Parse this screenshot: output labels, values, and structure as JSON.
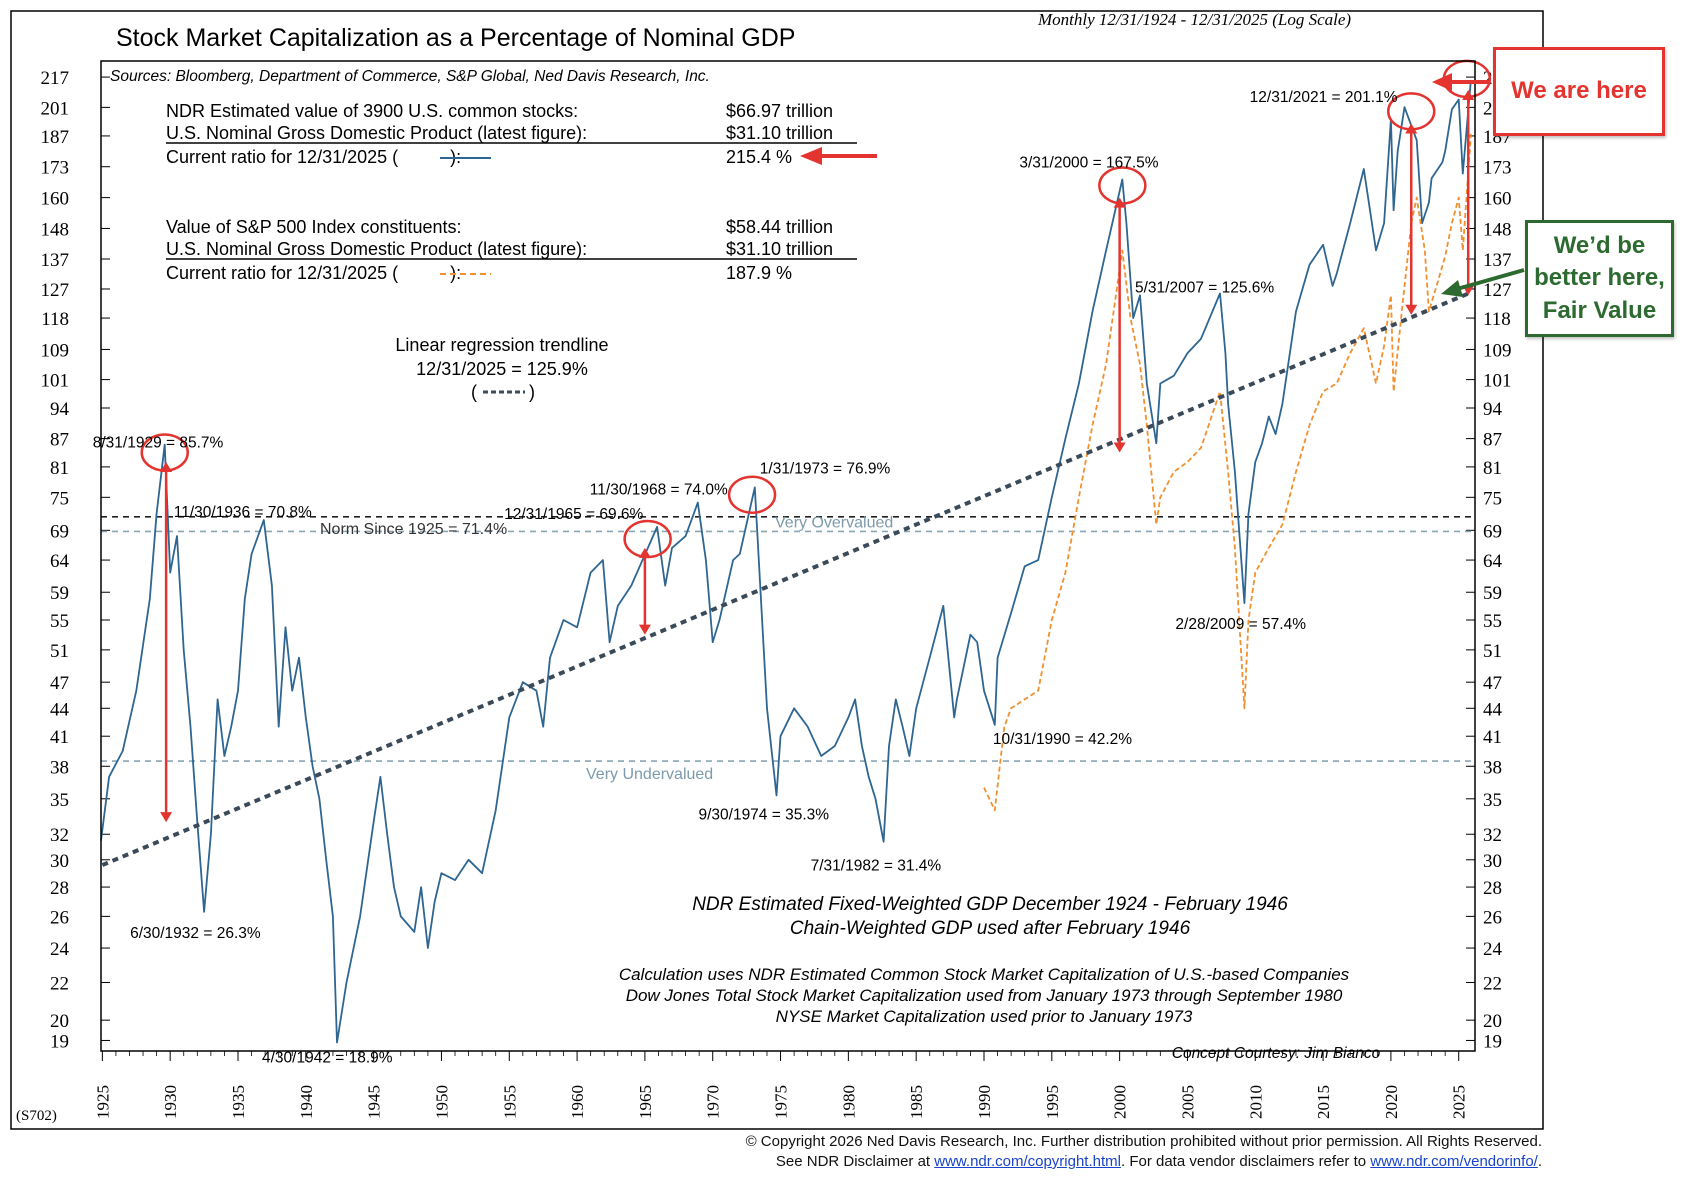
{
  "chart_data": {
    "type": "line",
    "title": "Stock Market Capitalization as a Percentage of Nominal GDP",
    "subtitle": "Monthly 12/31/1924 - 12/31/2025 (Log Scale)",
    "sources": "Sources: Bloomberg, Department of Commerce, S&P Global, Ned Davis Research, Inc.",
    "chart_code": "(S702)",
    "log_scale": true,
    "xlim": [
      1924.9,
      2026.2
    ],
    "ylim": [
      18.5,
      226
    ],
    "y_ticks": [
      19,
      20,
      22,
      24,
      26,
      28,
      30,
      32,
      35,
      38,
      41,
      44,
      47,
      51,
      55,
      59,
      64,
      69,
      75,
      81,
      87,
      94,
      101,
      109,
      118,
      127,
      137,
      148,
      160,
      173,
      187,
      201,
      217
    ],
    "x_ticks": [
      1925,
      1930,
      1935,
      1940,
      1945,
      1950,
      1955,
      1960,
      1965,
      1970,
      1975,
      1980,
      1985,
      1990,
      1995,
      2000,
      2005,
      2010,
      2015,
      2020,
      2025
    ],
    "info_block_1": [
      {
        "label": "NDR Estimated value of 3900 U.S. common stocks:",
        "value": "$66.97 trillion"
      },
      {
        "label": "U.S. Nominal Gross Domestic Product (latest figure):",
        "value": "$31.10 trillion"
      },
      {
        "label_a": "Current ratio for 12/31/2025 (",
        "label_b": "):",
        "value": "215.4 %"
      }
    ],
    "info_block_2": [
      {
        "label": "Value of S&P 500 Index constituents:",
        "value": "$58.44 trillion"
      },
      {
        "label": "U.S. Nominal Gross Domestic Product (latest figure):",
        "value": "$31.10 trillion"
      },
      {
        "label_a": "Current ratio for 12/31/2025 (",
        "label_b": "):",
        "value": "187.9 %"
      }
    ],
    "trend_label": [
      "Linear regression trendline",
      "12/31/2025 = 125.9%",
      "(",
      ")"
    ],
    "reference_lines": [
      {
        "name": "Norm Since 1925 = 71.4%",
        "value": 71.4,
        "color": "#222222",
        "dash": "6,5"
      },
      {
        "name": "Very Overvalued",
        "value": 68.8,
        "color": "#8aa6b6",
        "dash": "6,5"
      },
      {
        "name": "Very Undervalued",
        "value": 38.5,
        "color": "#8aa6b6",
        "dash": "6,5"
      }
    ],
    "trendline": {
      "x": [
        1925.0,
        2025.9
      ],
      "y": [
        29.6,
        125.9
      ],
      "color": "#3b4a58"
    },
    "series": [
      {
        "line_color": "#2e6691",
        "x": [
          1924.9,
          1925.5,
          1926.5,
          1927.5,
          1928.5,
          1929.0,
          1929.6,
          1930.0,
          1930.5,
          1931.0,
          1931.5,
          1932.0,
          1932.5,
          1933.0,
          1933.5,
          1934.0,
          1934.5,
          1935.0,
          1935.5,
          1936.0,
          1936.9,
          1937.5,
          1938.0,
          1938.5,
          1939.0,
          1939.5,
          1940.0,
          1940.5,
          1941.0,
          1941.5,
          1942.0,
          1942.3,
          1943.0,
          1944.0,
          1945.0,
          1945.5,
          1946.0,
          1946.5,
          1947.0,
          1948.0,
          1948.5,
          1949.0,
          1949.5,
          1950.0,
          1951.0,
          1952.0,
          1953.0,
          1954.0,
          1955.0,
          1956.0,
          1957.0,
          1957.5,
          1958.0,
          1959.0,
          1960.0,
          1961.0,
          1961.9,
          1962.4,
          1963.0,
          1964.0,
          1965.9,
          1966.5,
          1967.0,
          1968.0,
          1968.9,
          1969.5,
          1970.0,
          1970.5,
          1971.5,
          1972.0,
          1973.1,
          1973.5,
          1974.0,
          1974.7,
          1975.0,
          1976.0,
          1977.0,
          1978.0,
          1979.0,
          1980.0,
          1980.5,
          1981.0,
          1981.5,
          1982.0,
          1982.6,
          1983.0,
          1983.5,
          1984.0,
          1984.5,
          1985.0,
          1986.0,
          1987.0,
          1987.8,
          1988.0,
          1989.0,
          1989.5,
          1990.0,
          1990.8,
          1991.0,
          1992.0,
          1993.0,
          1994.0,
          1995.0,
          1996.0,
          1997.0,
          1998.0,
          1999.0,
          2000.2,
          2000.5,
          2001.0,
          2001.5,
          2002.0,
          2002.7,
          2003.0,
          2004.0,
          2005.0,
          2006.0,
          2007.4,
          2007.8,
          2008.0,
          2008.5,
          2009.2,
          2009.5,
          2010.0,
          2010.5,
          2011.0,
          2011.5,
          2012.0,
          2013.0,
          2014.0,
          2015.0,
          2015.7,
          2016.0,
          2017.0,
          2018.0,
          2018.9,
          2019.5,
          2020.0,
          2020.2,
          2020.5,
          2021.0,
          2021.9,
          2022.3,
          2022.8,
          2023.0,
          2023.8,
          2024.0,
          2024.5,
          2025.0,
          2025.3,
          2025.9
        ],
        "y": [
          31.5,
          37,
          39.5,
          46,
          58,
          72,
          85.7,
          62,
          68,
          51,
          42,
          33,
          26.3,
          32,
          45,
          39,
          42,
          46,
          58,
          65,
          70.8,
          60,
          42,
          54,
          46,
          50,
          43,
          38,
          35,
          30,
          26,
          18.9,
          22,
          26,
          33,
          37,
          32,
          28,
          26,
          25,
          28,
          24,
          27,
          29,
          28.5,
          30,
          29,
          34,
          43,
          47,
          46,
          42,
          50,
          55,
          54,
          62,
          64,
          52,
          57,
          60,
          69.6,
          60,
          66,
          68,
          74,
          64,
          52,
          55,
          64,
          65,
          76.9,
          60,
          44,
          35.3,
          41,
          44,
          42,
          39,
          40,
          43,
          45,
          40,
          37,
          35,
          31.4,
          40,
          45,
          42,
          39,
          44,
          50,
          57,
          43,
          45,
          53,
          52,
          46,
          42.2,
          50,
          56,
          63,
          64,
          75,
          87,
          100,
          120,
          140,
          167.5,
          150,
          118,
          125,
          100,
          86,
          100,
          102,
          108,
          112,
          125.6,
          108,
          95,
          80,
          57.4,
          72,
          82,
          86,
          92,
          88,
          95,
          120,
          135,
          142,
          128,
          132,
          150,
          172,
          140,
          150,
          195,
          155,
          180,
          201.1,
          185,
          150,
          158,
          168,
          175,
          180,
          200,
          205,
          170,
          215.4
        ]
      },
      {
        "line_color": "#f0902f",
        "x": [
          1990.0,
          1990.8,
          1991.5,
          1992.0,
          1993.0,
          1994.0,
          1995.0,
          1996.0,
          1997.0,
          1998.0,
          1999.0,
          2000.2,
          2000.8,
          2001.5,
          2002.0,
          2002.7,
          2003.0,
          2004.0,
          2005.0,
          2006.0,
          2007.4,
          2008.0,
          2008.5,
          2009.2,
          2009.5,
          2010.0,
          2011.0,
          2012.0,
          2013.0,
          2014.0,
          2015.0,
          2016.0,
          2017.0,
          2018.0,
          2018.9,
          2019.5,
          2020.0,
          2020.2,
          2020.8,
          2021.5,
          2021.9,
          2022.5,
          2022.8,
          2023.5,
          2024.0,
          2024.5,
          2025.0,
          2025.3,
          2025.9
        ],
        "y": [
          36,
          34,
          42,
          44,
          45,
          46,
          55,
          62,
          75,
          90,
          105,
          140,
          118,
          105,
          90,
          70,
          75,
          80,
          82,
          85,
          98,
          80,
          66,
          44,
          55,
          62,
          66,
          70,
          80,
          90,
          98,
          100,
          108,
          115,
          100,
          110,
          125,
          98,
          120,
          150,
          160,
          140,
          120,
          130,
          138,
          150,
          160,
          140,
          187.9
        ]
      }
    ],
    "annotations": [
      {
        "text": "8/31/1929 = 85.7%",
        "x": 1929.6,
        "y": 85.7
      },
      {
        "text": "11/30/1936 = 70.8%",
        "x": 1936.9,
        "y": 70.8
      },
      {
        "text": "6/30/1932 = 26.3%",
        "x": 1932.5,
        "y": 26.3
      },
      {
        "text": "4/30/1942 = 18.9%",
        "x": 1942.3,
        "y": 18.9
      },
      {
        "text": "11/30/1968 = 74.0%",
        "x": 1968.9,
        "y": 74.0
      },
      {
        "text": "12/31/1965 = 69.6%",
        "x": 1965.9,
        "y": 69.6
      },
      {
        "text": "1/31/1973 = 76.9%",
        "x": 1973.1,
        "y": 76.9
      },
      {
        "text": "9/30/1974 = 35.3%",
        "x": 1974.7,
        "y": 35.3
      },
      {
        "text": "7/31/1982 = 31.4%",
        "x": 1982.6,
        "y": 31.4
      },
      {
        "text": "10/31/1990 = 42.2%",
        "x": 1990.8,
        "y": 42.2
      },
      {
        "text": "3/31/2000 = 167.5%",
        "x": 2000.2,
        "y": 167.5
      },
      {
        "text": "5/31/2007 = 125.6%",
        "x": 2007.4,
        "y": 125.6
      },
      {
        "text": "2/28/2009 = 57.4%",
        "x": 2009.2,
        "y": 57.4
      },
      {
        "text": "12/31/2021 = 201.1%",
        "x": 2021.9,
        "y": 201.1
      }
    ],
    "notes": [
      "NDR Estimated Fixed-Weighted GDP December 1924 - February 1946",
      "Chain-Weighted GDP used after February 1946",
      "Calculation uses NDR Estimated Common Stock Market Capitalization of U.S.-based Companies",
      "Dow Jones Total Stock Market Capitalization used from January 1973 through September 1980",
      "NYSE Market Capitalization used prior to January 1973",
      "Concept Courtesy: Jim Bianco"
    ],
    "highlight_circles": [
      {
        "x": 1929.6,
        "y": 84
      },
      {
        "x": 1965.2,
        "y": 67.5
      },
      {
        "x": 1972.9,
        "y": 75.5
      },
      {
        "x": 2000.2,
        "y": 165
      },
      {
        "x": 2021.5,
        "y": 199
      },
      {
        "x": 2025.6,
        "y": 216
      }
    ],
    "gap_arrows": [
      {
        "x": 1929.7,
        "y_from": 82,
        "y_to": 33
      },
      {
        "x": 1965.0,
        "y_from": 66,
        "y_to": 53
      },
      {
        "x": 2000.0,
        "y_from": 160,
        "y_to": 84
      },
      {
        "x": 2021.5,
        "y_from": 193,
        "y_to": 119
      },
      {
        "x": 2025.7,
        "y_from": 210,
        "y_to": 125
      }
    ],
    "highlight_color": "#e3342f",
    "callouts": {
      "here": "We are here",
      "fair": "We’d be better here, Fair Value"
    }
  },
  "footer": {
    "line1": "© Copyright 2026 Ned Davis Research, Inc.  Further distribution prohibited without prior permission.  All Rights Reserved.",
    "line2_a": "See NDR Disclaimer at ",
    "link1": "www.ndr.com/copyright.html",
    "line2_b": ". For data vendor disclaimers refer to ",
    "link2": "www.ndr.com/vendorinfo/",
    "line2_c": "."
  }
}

● **INSTRUCTIONS TO FOLLOW**:
Find how many lines in the material hold the word "Capitalization" and state that number alone.

● **OUTPUT OF THE TASK**:
4